## Short exercise
Return every line below in which "реквизитов" appears.

## Material for the task
········

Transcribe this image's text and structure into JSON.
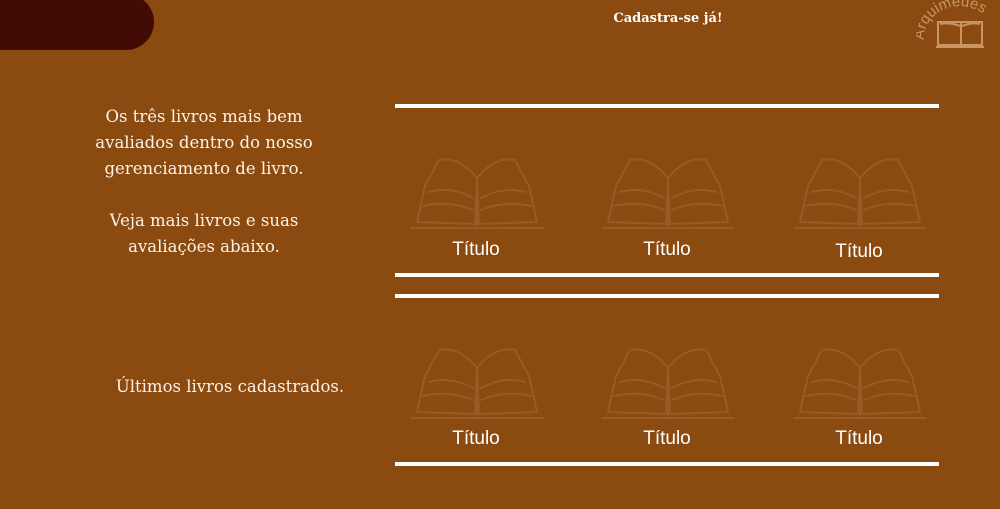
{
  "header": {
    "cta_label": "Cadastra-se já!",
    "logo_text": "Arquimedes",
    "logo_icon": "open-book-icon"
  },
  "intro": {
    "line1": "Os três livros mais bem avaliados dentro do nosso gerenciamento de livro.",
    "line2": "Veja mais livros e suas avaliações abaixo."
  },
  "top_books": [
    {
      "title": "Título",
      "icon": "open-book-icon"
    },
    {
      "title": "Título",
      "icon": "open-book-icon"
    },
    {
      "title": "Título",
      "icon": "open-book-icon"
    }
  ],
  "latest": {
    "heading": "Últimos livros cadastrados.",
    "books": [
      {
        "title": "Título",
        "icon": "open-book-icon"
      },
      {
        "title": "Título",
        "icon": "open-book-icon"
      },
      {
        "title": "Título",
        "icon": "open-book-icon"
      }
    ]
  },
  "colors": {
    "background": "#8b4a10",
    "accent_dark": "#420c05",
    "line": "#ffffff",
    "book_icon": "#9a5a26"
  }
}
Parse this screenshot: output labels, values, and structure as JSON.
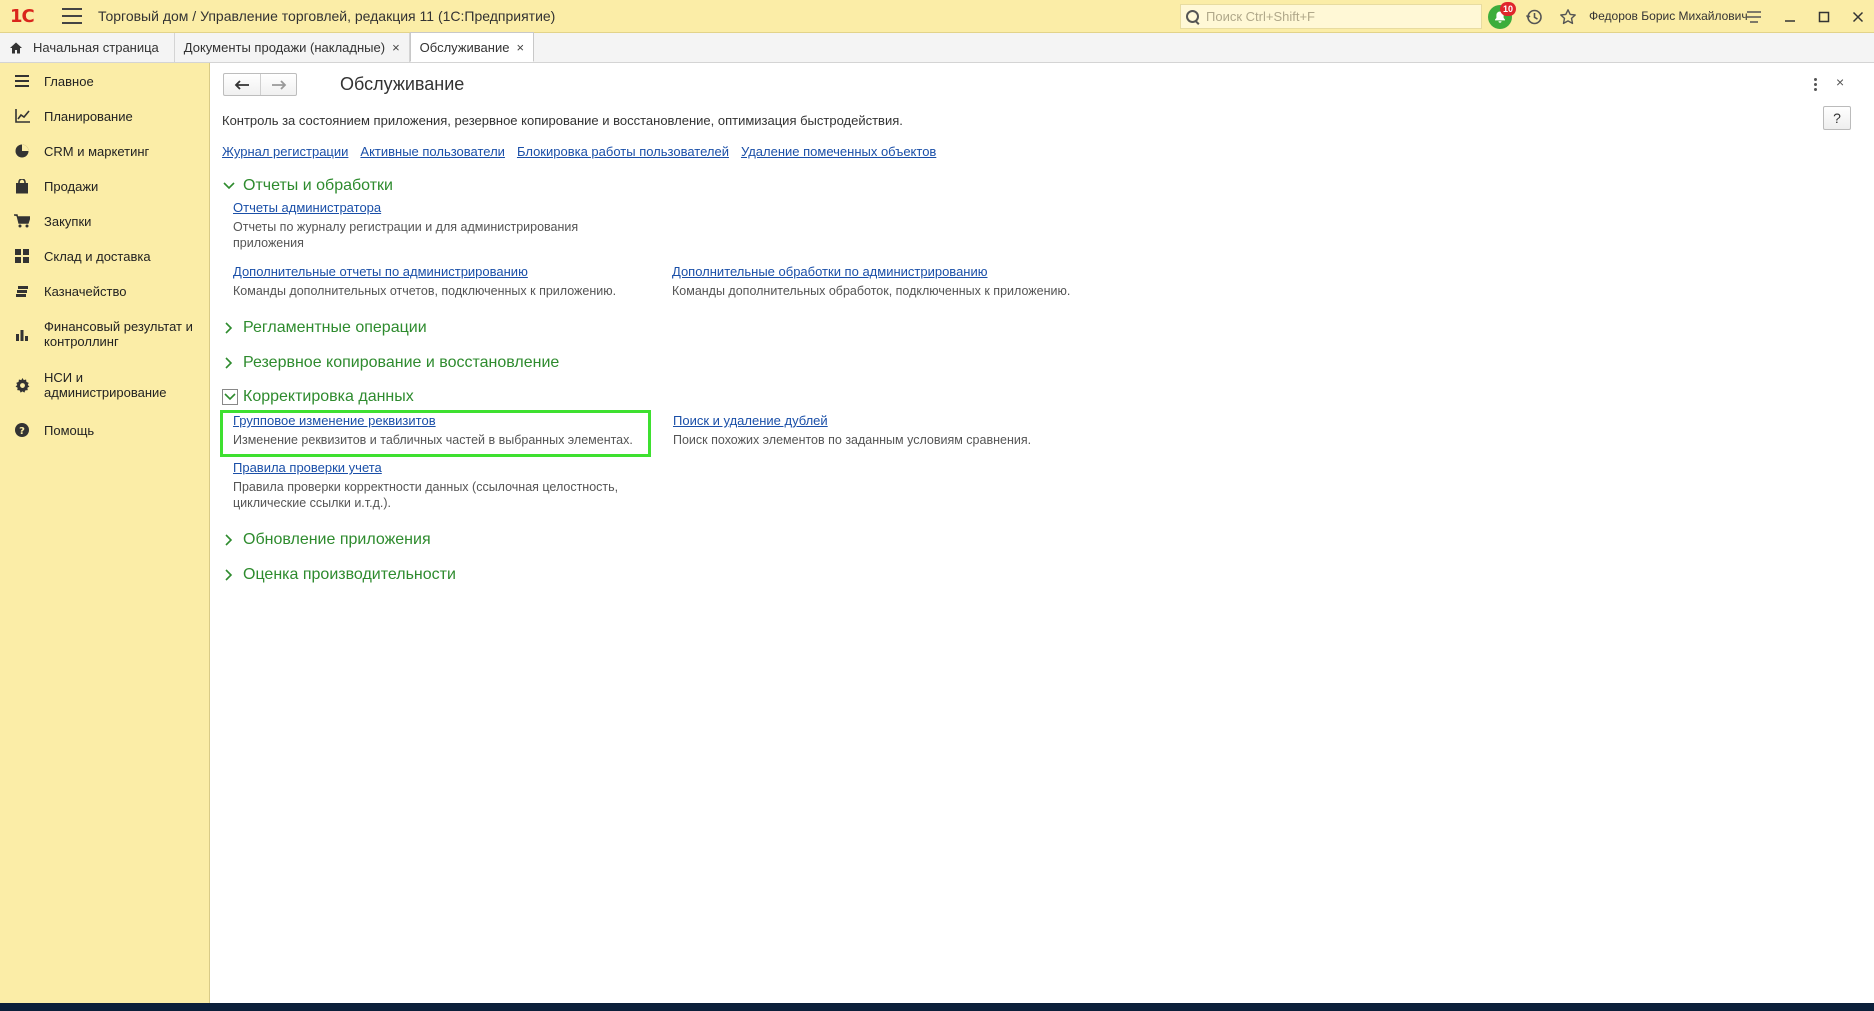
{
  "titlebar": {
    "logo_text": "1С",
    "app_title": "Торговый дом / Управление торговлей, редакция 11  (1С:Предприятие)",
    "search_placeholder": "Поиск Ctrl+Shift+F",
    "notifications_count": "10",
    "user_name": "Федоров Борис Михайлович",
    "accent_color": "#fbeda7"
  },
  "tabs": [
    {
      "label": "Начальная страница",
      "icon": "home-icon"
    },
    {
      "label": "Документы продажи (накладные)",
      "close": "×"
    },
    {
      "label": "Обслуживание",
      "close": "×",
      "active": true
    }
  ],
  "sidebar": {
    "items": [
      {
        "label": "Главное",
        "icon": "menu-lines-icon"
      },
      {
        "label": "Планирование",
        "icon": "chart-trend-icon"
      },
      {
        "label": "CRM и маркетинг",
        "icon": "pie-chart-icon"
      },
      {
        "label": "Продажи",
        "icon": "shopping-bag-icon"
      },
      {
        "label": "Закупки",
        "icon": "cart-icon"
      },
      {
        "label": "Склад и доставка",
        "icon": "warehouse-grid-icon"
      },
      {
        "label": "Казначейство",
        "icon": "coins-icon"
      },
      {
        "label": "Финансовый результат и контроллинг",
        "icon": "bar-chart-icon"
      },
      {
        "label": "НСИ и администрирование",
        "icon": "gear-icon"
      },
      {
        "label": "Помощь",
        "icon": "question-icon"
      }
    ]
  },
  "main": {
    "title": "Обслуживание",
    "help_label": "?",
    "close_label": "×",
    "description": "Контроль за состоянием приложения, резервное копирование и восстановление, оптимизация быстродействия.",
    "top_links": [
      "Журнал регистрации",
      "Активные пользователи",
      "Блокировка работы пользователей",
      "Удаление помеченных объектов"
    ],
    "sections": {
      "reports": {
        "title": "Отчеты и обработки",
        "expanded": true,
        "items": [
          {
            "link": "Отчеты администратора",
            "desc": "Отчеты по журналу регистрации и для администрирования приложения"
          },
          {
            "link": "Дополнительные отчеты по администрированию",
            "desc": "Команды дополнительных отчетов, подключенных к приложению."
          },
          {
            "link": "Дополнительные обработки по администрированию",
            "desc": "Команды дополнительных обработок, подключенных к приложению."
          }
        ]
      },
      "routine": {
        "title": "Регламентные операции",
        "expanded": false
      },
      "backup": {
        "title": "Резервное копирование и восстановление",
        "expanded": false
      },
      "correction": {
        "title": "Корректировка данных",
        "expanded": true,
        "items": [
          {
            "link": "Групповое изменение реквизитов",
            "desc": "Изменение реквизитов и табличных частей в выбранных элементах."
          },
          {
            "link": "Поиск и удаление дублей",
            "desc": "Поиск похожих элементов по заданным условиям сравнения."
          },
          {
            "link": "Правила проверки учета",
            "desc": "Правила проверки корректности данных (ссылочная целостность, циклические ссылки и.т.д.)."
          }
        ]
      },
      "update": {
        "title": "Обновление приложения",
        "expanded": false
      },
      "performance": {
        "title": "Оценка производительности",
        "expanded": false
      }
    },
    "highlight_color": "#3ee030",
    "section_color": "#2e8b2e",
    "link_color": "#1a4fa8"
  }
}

········

## Result for this task
            "link": "Групповое изменение реквизитов",
            "desc": "Изменение реквизитов и табличных частей в выбранных элементах."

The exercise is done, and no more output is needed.